* [Set task] List each line holding the string "Fixnum".

* [Source material]

+-------+

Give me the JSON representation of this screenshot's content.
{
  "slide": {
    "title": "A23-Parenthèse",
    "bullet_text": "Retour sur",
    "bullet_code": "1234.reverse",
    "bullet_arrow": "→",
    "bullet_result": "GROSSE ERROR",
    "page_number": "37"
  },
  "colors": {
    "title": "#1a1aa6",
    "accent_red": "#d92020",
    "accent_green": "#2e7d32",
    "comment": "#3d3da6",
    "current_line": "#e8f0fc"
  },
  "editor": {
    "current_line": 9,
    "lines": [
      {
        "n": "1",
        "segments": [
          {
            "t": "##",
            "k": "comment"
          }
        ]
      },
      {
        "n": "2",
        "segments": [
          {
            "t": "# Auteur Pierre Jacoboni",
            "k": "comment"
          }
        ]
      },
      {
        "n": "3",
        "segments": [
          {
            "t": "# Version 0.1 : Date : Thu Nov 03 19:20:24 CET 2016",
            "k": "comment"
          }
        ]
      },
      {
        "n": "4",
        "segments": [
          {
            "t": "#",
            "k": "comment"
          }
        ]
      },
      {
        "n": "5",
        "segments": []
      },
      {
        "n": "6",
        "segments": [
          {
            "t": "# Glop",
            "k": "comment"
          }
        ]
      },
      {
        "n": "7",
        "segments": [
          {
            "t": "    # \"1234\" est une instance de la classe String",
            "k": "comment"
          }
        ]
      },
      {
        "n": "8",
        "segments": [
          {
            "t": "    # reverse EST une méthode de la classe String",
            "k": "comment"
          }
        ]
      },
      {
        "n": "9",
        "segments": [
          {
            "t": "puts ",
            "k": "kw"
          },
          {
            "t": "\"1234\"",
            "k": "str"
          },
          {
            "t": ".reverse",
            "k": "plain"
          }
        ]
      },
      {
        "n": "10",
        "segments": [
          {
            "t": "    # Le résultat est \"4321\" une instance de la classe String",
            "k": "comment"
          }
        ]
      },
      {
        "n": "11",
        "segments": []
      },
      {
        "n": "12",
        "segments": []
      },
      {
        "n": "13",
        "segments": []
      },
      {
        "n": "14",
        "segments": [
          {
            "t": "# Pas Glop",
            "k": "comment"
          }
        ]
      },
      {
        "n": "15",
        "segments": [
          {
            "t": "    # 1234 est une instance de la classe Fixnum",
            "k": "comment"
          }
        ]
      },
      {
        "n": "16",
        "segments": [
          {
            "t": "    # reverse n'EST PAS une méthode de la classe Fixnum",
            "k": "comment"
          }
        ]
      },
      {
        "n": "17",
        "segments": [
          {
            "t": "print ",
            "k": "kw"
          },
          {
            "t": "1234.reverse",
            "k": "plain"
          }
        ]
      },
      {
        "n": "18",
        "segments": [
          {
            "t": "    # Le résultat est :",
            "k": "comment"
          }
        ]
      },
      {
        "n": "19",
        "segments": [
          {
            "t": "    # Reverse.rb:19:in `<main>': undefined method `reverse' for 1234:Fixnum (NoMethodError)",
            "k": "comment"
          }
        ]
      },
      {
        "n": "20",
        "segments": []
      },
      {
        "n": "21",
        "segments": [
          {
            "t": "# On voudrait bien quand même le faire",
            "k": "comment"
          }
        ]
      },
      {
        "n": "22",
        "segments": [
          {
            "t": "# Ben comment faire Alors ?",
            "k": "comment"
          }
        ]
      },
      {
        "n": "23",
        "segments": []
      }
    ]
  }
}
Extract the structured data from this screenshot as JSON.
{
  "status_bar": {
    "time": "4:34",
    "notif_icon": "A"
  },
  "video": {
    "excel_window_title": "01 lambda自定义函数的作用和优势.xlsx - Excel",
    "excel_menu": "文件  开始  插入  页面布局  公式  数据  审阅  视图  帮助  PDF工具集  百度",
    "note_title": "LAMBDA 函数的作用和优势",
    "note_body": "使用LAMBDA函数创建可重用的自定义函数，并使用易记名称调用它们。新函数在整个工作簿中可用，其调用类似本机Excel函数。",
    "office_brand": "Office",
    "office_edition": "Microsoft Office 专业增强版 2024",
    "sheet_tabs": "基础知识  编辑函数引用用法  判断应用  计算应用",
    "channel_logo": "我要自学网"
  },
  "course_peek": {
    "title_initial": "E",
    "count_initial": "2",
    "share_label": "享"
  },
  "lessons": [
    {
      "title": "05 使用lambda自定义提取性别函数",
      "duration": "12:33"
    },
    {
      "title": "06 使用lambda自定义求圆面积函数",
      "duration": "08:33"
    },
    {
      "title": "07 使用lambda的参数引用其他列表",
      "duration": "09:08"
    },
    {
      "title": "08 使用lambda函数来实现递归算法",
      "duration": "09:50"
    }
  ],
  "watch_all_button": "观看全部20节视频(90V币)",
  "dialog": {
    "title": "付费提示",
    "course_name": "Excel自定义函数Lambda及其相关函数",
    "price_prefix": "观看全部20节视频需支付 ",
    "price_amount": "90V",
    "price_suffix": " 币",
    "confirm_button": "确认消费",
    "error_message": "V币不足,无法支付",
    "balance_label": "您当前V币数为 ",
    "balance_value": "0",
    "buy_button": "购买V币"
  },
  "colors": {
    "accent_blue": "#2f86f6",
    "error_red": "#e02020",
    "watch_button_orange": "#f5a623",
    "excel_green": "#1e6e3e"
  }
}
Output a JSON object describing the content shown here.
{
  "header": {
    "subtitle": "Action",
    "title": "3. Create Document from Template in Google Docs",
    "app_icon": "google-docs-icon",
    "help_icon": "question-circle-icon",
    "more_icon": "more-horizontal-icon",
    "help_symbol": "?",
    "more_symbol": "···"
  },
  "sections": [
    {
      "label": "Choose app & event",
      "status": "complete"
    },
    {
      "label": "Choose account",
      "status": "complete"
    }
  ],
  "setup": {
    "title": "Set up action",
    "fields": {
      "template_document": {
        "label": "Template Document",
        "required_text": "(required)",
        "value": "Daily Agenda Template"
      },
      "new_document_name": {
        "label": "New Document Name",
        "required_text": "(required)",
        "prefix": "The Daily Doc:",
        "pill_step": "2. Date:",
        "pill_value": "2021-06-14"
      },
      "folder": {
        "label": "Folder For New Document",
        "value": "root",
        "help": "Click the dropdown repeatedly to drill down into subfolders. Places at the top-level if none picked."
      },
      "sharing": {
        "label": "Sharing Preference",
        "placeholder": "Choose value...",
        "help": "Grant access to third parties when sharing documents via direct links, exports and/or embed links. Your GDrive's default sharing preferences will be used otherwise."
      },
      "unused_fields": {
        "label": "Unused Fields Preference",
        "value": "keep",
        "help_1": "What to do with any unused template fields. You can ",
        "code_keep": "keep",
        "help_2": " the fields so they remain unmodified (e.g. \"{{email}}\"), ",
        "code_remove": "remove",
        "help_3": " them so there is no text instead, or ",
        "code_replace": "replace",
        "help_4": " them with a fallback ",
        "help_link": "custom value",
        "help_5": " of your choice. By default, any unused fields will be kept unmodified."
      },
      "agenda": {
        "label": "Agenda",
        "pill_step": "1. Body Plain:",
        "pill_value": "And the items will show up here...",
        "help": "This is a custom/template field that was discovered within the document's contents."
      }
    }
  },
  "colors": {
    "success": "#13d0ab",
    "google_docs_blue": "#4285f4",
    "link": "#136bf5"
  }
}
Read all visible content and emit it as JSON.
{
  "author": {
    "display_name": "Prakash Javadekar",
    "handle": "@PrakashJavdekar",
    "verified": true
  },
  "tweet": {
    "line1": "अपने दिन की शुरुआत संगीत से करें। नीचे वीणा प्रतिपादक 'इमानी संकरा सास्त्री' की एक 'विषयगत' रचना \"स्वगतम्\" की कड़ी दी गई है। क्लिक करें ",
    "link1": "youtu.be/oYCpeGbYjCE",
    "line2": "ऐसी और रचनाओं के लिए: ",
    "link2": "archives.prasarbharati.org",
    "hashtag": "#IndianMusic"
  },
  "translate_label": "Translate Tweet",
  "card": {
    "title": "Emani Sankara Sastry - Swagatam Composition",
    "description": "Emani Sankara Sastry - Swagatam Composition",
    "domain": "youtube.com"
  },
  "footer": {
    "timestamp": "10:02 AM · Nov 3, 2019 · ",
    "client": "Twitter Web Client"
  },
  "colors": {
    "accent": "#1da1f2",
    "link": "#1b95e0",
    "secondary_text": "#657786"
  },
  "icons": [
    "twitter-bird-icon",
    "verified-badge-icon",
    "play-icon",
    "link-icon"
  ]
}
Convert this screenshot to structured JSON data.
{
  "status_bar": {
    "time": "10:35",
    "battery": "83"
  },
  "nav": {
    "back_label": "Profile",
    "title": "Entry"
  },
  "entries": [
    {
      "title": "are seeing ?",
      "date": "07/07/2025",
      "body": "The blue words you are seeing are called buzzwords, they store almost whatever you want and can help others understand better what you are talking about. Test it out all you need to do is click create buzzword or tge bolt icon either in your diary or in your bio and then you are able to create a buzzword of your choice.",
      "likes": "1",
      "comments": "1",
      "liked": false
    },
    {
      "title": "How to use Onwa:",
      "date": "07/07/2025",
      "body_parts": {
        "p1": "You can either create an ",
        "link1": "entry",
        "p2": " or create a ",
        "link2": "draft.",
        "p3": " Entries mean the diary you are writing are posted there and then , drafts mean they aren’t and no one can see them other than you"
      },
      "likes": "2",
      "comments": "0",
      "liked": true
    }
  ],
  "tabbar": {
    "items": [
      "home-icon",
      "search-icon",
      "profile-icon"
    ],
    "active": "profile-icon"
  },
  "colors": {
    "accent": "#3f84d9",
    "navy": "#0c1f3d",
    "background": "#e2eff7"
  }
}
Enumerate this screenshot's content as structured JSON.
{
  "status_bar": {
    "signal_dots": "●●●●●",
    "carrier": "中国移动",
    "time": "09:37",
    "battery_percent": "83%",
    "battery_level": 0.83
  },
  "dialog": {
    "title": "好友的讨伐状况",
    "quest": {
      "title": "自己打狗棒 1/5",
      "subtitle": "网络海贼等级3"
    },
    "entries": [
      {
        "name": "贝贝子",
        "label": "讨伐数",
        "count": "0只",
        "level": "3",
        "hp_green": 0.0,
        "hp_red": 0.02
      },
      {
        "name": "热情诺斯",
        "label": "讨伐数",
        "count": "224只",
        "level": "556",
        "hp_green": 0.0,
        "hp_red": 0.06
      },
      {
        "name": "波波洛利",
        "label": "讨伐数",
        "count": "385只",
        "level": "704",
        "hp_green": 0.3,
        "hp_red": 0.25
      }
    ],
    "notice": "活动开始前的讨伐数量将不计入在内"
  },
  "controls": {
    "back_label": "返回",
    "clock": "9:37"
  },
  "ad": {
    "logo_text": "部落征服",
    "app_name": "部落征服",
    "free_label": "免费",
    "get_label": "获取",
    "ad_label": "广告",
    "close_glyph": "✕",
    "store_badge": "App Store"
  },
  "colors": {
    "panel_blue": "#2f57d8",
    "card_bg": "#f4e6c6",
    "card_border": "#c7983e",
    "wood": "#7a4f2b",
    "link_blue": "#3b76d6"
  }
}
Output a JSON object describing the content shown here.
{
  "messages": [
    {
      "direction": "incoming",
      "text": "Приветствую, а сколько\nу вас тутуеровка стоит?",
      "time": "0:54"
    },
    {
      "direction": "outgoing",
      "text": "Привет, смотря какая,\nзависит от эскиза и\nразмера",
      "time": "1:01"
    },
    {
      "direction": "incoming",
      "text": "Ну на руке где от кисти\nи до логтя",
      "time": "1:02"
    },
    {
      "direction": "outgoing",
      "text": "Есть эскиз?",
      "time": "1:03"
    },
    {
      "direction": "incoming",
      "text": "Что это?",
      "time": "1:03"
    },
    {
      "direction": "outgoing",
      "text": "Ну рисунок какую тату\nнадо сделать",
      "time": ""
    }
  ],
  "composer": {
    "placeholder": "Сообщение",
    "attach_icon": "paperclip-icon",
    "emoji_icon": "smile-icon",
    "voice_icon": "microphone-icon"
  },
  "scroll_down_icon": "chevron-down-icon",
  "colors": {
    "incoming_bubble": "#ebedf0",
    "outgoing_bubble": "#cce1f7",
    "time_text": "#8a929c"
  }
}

+-------+

* [Task output]
            "t": "    # 1234 est une instance de la classe Fixnum",
            "t": "    # reverse n'EST PAS une méthode de la classe Fixnum",
            "t": "    # Reverse.rb:19:in `<main>': undefined method `reverse' for 1234:Fixnum (NoMethodError)",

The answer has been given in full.